### Set exercise
Pictures appear in the records below; write out everything else exactly.

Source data
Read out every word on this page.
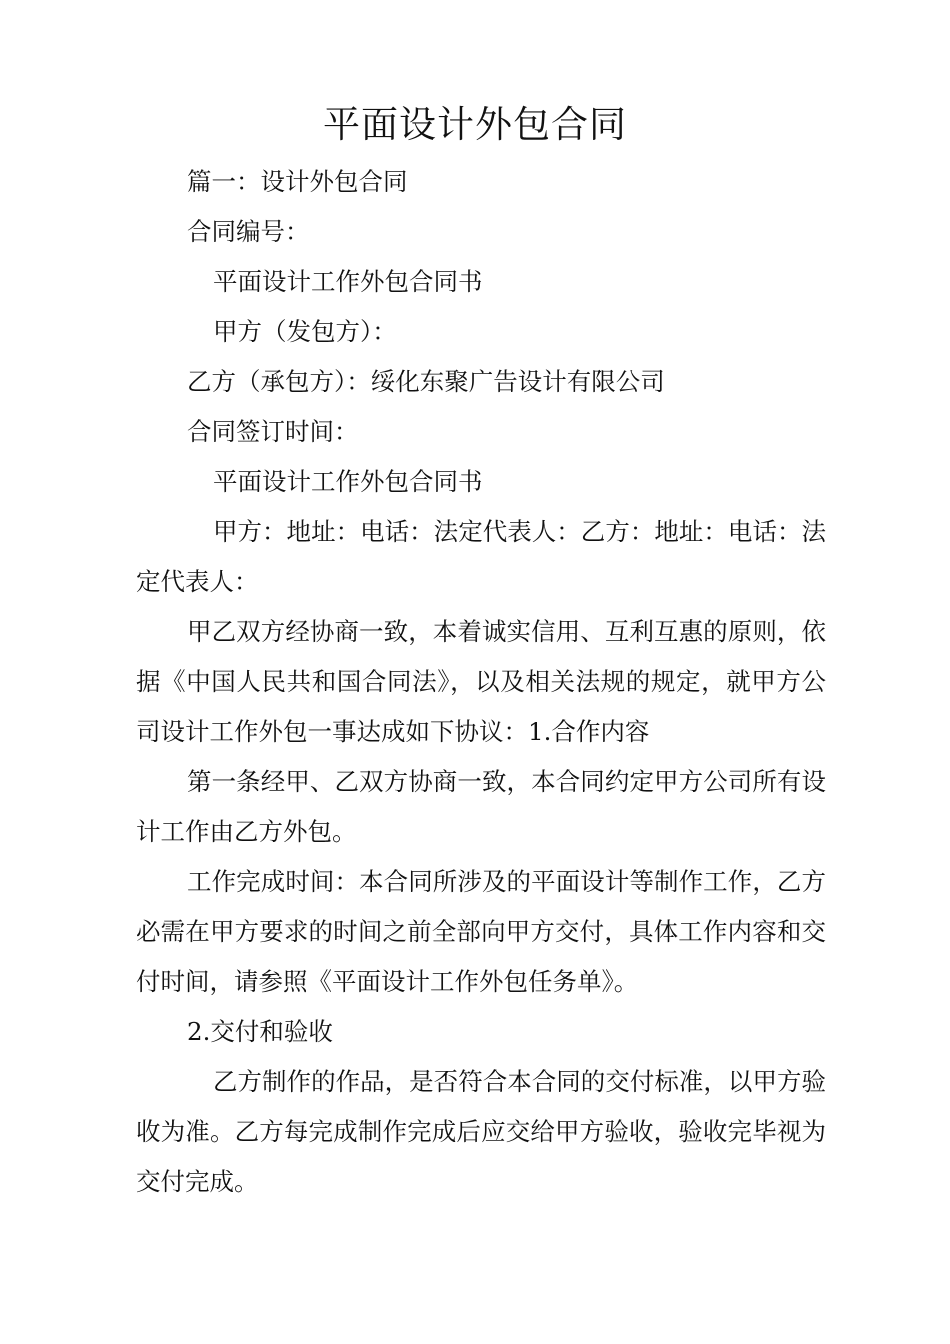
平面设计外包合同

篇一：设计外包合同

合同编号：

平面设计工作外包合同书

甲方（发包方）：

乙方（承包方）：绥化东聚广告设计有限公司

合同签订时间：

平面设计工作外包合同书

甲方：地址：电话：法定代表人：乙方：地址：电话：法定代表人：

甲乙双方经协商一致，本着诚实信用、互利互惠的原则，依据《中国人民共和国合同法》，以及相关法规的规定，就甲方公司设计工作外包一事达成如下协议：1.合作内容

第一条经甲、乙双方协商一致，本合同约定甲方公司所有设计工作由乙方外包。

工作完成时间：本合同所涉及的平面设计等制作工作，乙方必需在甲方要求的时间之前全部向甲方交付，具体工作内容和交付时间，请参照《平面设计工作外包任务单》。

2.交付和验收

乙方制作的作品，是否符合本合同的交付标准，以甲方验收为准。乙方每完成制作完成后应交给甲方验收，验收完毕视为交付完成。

### Completed exercise
Read out every word on this page.
平面设计外包合同

篇一：设计外包合同

合同编号：

平面设计工作外包合同书

甲方（发包方）：

乙方（承包方）：绥化东聚广告设计有限公司

合同签订时间：

平面设计工作外包合同书

甲方：地址：电话：法定代表人：乙方：地址：电话：法定代表人：

甲乙双方经协商一致，本着诚实信用、互利互惠的原则，依据《中国人民共和国合同法》，以及相关法规的规定，就甲方公司设计工作外包一事达成如下协议：1.合作内容

第一条经甲、乙双方协商一致，本合同约定甲方公司所有设计工作由乙方外包。

工作完成时间：本合同所涉及的平面设计等制作工作，乙方必需在甲方要求的时间之前全部向甲方交付，具体工作内容和交付时间，请参照《平面设计工作外包任务单》。

2.交付和验收

乙方制作的作品，是否符合本合同的交付标准，以甲方验收为准。乙方每完成制作完成后应交给甲方验收，验收完毕视为交付完成。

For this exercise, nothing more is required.